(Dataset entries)
● ● ● ● ●

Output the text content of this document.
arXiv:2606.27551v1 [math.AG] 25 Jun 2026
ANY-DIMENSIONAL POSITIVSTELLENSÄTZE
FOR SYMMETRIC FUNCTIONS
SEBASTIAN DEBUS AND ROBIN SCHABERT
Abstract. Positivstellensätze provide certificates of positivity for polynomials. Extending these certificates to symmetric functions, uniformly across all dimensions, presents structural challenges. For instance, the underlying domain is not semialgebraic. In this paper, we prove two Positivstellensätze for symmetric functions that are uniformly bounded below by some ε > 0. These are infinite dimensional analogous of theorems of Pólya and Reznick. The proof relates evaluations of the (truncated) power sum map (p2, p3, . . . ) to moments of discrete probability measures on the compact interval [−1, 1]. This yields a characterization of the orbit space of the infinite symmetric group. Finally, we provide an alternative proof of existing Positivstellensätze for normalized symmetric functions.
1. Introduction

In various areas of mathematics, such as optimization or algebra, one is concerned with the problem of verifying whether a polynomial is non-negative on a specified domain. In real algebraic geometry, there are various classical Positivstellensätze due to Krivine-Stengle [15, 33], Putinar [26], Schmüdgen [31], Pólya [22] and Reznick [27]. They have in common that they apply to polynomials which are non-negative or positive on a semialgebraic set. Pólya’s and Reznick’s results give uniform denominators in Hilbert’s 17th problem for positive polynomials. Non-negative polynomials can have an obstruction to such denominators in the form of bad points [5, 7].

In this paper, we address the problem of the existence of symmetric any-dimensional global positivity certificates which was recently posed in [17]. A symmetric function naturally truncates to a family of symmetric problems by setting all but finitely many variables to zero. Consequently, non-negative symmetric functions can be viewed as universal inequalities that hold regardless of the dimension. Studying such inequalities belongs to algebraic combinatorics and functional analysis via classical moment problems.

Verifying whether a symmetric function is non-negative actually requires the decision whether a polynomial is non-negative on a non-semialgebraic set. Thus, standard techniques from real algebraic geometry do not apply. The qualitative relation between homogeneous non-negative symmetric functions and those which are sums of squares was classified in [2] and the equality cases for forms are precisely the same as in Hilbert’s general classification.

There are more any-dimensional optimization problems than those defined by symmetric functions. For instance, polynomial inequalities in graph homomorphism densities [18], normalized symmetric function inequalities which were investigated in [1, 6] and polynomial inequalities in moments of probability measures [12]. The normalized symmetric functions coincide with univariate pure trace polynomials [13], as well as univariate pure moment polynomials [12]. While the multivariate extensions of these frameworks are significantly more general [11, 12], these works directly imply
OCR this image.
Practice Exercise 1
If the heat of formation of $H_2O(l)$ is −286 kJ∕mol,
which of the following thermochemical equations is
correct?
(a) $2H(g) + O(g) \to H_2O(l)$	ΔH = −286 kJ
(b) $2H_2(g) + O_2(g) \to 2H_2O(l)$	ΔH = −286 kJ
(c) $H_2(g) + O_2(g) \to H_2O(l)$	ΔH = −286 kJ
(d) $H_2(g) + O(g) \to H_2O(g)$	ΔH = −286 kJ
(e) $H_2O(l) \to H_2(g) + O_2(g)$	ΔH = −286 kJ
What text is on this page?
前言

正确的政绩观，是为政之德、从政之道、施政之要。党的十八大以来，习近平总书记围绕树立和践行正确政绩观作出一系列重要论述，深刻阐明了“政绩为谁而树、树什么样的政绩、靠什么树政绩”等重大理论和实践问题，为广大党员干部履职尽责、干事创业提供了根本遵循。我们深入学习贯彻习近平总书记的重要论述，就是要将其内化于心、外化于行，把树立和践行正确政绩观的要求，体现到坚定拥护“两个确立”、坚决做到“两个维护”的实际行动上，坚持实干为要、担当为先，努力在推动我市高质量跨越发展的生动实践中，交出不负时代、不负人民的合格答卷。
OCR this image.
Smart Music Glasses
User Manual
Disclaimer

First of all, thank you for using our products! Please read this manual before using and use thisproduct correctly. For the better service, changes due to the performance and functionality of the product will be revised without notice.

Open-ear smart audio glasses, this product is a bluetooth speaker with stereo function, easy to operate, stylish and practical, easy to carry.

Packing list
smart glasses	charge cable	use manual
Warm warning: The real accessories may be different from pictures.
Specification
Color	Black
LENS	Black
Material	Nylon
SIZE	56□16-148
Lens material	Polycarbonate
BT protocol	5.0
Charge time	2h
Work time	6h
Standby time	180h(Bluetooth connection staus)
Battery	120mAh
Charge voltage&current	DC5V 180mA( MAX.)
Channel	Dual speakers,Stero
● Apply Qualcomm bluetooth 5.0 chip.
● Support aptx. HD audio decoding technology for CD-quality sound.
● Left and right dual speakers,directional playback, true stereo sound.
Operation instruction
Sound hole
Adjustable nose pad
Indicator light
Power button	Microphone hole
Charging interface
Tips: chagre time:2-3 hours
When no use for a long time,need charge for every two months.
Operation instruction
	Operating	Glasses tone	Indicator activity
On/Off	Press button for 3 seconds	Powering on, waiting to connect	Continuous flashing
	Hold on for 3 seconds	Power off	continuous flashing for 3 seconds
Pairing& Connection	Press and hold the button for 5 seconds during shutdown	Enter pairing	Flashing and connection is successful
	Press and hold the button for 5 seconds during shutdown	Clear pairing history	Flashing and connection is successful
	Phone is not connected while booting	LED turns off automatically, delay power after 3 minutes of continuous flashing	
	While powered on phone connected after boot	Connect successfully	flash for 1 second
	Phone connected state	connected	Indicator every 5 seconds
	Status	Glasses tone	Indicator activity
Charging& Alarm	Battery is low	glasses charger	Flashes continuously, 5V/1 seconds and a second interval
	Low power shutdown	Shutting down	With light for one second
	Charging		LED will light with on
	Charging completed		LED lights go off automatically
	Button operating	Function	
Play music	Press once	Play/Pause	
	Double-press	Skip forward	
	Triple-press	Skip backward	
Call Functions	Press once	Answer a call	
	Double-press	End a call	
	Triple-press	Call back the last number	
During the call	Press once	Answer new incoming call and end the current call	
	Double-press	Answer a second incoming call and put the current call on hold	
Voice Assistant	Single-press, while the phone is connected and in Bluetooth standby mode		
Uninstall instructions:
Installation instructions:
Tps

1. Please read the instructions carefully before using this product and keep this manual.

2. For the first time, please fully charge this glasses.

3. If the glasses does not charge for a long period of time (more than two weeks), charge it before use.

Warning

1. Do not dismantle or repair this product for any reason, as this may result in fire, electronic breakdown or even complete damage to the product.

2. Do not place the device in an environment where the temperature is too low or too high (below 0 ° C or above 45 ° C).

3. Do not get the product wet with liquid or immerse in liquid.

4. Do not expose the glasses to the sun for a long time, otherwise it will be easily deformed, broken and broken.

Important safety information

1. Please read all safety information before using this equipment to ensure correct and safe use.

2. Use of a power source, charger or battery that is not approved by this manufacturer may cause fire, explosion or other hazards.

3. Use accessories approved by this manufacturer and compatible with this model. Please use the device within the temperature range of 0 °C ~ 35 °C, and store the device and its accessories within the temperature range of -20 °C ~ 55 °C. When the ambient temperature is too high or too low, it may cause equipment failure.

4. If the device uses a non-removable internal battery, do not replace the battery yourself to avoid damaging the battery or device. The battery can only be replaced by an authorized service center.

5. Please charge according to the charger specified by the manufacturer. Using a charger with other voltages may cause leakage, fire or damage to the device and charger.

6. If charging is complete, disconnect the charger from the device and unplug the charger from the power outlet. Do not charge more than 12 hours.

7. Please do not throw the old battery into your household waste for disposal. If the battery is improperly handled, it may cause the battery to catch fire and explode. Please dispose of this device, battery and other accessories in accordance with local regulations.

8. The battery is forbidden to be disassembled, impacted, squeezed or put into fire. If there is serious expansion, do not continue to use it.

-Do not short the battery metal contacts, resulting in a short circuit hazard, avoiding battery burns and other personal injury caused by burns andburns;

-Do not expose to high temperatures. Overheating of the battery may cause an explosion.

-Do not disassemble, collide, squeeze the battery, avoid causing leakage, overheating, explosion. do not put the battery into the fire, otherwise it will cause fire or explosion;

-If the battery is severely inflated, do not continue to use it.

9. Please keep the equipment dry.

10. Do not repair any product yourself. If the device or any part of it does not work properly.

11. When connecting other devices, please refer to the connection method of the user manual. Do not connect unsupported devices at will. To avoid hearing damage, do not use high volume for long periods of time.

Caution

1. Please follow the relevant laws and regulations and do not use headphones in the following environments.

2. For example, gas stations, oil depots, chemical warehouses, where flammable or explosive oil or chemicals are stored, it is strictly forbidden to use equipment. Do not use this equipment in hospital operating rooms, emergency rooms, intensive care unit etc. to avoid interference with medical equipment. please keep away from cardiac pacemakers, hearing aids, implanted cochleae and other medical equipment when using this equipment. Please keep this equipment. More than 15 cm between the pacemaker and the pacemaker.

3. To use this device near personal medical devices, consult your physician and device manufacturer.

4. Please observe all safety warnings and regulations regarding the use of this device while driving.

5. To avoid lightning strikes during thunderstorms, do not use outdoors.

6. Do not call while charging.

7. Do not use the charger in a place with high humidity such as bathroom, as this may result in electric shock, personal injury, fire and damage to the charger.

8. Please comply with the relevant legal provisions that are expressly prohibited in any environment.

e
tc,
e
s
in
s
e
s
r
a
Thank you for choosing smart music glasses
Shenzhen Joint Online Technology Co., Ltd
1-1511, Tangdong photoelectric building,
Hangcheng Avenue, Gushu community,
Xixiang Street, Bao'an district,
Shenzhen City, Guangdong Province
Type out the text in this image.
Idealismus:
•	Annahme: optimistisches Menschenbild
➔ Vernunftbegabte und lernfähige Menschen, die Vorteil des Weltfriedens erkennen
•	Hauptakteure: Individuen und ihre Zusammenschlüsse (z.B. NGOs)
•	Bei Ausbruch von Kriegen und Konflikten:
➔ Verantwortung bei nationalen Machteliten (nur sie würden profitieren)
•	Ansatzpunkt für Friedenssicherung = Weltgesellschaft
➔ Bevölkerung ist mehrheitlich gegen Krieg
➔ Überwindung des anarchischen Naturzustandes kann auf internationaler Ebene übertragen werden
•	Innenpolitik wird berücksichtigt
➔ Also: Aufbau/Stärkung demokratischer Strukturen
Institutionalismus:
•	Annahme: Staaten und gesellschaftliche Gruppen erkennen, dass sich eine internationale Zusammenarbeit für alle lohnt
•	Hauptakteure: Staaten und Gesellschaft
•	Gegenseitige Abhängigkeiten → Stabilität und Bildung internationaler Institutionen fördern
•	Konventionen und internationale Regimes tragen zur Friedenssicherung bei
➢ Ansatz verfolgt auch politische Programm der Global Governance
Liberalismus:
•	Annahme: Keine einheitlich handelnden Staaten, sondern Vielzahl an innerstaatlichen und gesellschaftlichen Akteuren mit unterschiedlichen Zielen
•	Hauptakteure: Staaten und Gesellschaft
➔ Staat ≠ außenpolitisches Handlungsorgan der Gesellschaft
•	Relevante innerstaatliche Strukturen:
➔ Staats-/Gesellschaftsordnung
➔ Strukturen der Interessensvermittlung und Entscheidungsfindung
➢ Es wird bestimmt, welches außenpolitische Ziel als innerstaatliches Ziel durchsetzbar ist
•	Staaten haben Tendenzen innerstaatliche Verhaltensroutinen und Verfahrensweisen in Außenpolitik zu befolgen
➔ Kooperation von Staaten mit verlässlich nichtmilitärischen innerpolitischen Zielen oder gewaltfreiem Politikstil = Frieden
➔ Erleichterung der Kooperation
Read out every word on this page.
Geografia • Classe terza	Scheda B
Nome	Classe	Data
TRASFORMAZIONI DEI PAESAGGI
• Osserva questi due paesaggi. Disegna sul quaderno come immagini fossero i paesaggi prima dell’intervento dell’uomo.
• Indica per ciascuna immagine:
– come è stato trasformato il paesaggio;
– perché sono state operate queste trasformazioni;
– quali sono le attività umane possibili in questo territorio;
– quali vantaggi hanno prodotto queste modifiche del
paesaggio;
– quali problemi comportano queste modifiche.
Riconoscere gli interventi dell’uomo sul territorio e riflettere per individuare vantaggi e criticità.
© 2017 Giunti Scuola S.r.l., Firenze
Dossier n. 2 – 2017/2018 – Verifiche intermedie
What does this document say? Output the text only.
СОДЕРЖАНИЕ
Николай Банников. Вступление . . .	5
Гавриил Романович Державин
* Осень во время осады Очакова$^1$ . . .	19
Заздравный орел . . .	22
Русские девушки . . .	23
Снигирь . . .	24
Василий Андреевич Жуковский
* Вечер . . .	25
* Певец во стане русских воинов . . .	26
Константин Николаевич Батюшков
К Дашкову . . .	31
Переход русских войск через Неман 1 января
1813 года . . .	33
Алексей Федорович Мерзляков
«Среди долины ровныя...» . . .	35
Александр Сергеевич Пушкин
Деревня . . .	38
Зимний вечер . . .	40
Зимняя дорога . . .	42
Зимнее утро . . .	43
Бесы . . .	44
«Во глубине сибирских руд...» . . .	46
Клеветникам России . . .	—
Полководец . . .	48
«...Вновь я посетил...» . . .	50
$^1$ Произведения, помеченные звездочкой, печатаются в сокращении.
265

● ● ● ● ●

* [Problem details]
Establish how many lines of the material above hold the word "shutdown". Nothing but the count should be returned.

* [Solution]
3